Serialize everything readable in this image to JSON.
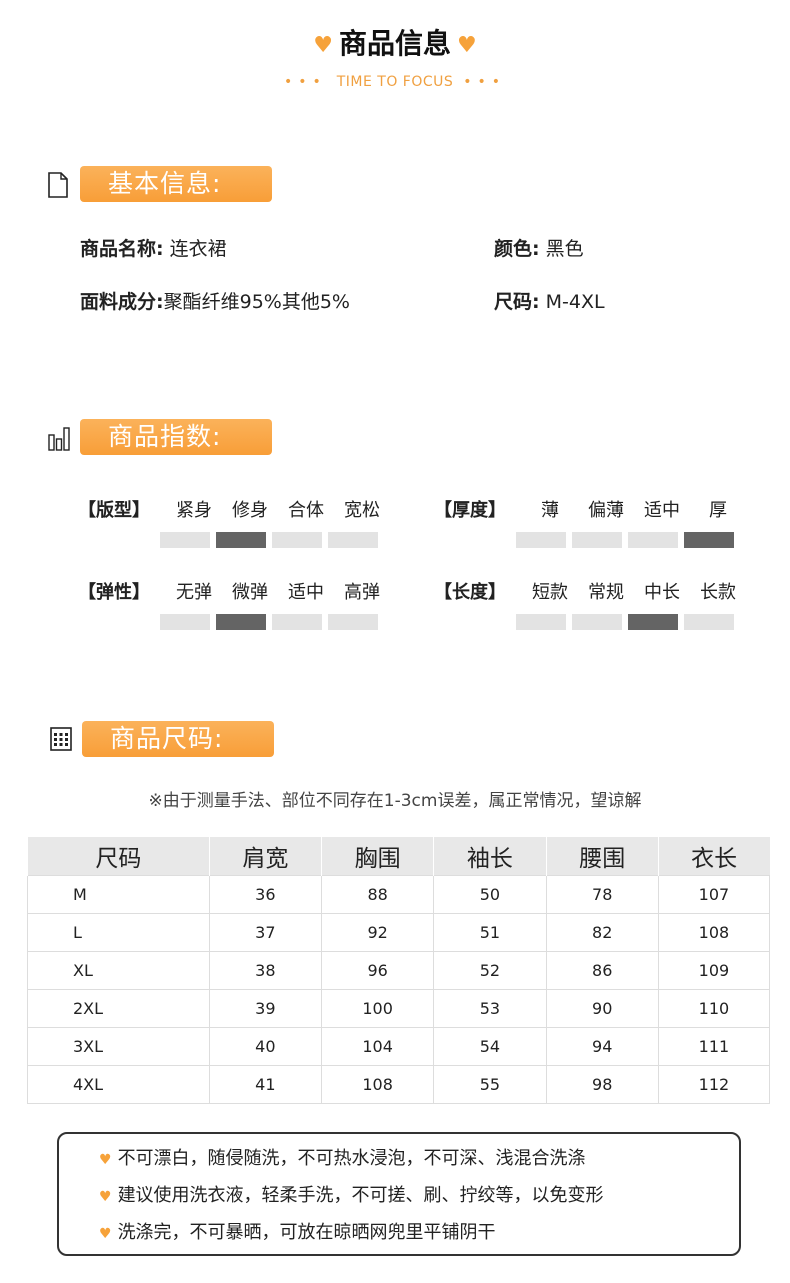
{
  "header": {
    "title": "商品信息",
    "subtitle": "TIME TO FOCUS",
    "accent": "#f6a23a"
  },
  "basic": {
    "heading": "基本信息:",
    "icon": "document-icon",
    "fields": [
      {
        "label": "商品名称:",
        "value": "连衣裙"
      },
      {
        "label": "颜色:",
        "value": "黑色"
      },
      {
        "label": "面料成分:",
        "value": "聚酯纤维95%其他5%"
      },
      {
        "label": "尺码:",
        "value": "M-4XL"
      }
    ]
  },
  "index": {
    "heading": "商品指数:",
    "icon": "bar-chart-icon",
    "groups": [
      {
        "label": "【版型】",
        "options": [
          "紧身",
          "修身",
          "合体",
          "宽松"
        ],
        "selected": 1
      },
      {
        "label": "【厚度】",
        "options": [
          "薄",
          "偏薄",
          "适中",
          "厚"
        ],
        "selected": 3
      },
      {
        "label": "【弹性】",
        "options": [
          "无弹",
          "微弹",
          "适中",
          "高弹"
        ],
        "selected": 1
      },
      {
        "label": "【长度】",
        "options": [
          "短款",
          "常规",
          "中长",
          "长款"
        ],
        "selected": 2
      }
    ]
  },
  "size": {
    "heading": "商品尺码:",
    "icon": "grid-icon",
    "note": "※由于测量手法、部位不同存在1-3cm误差，属正常情况，望谅解",
    "columns": [
      "尺码",
      "肩宽",
      "胸围",
      "袖长",
      "腰围",
      "衣长"
    ],
    "rows": [
      [
        "M",
        "36",
        "88",
        "50",
        "78",
        "107"
      ],
      [
        "L",
        "37",
        "92",
        "51",
        "82",
        "108"
      ],
      [
        "XL",
        "38",
        "96",
        "52",
        "86",
        "109"
      ],
      [
        "2XL",
        "39",
        "100",
        "53",
        "90",
        "110"
      ],
      [
        "3XL",
        "40",
        "104",
        "54",
        "94",
        "111"
      ],
      [
        "4XL",
        "41",
        "108",
        "55",
        "98",
        "112"
      ]
    ]
  },
  "care": [
    "不可漂白，随侵随洗，不可热水浸泡，不可深、浅混合洗涤",
    "建议使用洗衣液，轻柔手洗，不可搓、刷、拧绞等，以免变形",
    "洗涤完，不可暴晒，可放在晾晒网兜里平铺阴干"
  ]
}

Work to complete: Lines in the records that hold the word "value" are to be counted; give only the total.

Final result: 4